(Aim) Write out each record below exactly as it appears, with no pictures.

· · · ·

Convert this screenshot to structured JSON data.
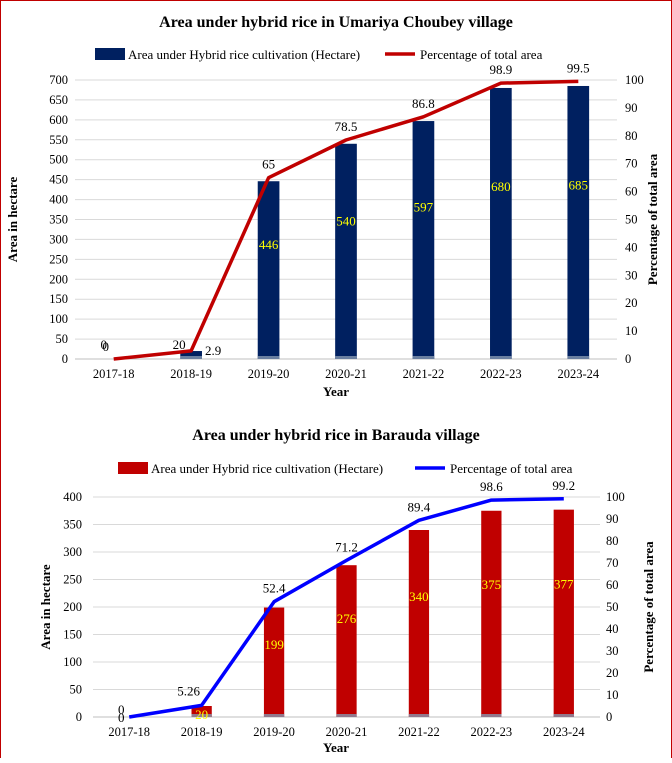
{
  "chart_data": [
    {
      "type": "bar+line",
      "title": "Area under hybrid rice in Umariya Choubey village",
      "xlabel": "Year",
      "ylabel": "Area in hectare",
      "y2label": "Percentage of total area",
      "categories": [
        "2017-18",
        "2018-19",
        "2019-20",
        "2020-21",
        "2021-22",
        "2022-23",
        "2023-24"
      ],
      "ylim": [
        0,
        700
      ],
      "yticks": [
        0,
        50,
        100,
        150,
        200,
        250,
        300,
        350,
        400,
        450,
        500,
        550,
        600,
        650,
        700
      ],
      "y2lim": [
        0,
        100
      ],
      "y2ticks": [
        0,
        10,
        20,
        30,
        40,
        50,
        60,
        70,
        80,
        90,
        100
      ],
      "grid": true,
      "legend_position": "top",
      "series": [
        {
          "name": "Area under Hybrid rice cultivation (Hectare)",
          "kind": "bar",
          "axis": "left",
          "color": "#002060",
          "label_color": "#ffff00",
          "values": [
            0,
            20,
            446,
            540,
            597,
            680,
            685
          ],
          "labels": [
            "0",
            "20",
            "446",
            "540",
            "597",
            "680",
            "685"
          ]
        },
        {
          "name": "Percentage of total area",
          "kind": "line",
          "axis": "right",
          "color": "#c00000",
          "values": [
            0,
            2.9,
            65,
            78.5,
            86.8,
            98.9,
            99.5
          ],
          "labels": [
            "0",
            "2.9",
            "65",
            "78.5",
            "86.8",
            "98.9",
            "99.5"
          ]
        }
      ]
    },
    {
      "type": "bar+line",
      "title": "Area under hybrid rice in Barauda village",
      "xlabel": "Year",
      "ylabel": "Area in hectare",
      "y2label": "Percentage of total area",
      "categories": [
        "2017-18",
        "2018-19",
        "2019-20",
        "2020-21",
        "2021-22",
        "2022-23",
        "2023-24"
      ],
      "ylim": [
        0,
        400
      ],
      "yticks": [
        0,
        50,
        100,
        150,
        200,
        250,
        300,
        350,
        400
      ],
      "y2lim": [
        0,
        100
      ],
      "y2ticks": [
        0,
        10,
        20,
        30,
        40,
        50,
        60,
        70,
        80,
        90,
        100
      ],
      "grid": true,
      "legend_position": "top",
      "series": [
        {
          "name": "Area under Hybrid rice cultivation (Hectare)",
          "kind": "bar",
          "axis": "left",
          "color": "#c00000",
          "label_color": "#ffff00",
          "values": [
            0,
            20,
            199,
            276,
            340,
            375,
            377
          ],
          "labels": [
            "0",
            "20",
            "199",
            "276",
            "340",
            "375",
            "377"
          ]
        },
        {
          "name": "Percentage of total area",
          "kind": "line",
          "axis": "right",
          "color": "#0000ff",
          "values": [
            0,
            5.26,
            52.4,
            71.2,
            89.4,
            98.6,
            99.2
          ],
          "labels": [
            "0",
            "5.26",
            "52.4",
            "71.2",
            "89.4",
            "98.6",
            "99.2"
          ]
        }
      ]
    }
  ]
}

· · · ·

(Output of the task)
Convert this screenshot to structured JSON data.
{
  "chart_data": [
    {
      "type": "bar+line",
      "title": "Area under hybrid rice in Umariya Choubey village",
      "xlabel": "Year",
      "ylabel": "Area in hectare",
      "y2label": "Percentage of total area",
      "categories": [
        "2017-18",
        "2018-19",
        "2019-20",
        "2020-21",
        "2021-22",
        "2022-23",
        "2023-24"
      ],
      "ylim": [
        0,
        700
      ],
      "yticks": [
        0,
        50,
        100,
        150,
        200,
        250,
        300,
        350,
        400,
        450,
        500,
        550,
        600,
        650,
        700
      ],
      "y2lim": [
        0,
        100
      ],
      "y2ticks": [
        0,
        10,
        20,
        30,
        40,
        50,
        60,
        70,
        80,
        90,
        100
      ],
      "grid": true,
      "legend_position": "top",
      "series": [
        {
          "name": "Area under Hybrid rice cultivation (Hectare)",
          "kind": "bar",
          "axis": "left",
          "color": "#002060",
          "label_color": "#ffff00",
          "values": [
            0,
            20,
            446,
            540,
            597,
            680,
            685
          ],
          "labels": [
            "0",
            "20",
            "446",
            "540",
            "597",
            "680",
            "685"
          ]
        },
        {
          "name": "Percentage of total area",
          "kind": "line",
          "axis": "right",
          "color": "#c00000",
          "values": [
            0,
            2.9,
            65,
            78.5,
            86.8,
            98.9,
            99.5
          ],
          "labels": [
            "0",
            "2.9",
            "65",
            "78.5",
            "86.8",
            "98.9",
            "99.5"
          ]
        }
      ]
    },
    {
      "type": "bar+line",
      "title": "Area under hybrid rice in Barauda village",
      "xlabel": "Year",
      "ylabel": "Area in hectare",
      "y2label": "Percentage of total area",
      "categories": [
        "2017-18",
        "2018-19",
        "2019-20",
        "2020-21",
        "2021-22",
        "2022-23",
        "2023-24"
      ],
      "ylim": [
        0,
        400
      ],
      "yticks": [
        0,
        50,
        100,
        150,
        200,
        250,
        300,
        350,
        400
      ],
      "y2lim": [
        0,
        100
      ],
      "y2ticks": [
        0,
        10,
        20,
        30,
        40,
        50,
        60,
        70,
        80,
        90,
        100
      ],
      "grid": true,
      "legend_position": "top",
      "series": [
        {
          "name": "Area under Hybrid rice cultivation (Hectare)",
          "kind": "bar",
          "axis": "left",
          "color": "#c00000",
          "label_color": "#ffff00",
          "values": [
            0,
            20,
            199,
            276,
            340,
            375,
            377
          ],
          "labels": [
            "0",
            "20",
            "199",
            "276",
            "340",
            "375",
            "377"
          ]
        },
        {
          "name": "Percentage of total area",
          "kind": "line",
          "axis": "right",
          "color": "#0000ff",
          "values": [
            0,
            5.26,
            52.4,
            71.2,
            89.4,
            98.6,
            99.2
          ],
          "labels": [
            "0",
            "5.26",
            "52.4",
            "71.2",
            "89.4",
            "98.6",
            "99.2"
          ]
        }
      ]
    }
  ]
}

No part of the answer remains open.